======== DATA PROVIDED

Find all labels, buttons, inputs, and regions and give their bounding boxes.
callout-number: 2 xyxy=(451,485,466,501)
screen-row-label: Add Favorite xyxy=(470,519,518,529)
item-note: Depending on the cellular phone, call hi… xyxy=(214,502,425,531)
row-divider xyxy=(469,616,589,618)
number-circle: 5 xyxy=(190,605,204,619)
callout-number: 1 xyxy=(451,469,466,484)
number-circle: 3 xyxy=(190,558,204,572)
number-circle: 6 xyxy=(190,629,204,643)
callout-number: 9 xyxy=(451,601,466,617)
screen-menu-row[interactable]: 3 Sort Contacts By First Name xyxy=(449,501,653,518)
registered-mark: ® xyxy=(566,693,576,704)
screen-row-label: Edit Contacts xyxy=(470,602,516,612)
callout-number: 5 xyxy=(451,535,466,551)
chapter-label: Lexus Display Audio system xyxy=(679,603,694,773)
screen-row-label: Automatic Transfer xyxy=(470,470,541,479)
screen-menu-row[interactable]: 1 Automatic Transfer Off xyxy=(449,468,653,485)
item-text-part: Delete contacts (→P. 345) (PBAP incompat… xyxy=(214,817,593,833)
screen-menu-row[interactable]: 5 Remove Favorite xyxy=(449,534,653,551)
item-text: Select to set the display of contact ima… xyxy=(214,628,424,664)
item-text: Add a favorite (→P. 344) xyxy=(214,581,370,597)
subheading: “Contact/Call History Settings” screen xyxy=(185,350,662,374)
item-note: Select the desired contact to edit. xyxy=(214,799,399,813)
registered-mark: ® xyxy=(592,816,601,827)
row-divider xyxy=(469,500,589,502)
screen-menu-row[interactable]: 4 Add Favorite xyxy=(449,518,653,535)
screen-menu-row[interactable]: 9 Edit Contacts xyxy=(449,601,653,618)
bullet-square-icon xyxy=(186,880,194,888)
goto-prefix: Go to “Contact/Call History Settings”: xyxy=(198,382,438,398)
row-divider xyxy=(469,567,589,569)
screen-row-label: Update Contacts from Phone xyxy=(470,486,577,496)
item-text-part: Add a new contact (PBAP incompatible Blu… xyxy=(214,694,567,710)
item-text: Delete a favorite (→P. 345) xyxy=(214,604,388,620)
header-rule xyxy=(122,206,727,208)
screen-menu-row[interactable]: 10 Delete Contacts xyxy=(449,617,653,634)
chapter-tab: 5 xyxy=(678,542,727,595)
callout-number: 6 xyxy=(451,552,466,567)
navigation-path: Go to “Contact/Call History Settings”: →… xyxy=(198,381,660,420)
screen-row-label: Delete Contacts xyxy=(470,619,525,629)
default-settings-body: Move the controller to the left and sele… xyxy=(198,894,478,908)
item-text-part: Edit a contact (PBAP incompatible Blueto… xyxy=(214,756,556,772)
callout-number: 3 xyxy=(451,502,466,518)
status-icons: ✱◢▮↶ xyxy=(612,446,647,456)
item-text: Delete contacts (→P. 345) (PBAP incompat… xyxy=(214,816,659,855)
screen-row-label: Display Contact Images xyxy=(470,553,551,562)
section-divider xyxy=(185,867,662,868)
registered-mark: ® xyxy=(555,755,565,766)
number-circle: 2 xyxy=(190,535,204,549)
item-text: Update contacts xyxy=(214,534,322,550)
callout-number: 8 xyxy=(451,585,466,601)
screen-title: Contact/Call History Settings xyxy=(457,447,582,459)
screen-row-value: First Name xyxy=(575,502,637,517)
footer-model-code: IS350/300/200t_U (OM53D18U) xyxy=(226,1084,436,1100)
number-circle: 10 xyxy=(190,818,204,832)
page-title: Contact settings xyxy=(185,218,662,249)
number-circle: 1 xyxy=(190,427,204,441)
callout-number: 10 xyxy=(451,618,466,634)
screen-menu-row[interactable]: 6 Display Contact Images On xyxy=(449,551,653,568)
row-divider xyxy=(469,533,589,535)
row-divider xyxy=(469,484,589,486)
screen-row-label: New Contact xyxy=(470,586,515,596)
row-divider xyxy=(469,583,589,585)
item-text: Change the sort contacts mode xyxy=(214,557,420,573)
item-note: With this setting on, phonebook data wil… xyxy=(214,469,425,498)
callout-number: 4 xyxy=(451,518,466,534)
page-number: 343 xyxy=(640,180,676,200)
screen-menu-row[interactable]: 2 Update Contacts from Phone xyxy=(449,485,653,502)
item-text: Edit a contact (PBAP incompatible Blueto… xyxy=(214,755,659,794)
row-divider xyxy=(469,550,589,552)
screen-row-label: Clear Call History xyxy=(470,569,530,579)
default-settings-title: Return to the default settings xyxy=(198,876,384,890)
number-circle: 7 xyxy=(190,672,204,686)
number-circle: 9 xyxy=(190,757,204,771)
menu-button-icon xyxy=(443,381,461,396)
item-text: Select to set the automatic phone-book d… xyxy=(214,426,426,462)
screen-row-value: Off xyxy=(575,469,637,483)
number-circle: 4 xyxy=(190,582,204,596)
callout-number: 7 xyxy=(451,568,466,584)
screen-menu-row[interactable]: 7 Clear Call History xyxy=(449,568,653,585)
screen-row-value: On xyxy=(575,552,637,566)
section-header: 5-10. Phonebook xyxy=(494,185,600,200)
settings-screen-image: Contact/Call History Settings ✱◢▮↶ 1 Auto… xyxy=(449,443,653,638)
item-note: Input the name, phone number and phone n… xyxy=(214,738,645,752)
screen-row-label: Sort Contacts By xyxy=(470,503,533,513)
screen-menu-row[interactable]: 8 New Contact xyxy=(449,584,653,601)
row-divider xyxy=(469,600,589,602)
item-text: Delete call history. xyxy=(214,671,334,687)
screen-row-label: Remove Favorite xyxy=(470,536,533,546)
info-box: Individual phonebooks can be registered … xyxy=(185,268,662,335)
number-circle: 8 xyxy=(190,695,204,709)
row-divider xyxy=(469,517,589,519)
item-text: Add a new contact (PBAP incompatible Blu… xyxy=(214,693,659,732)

================

> CHALLENGE: Count the lines in the listing above that contain the string "incompatible", matching case, and reply with only the number.

> RESPONSE: 4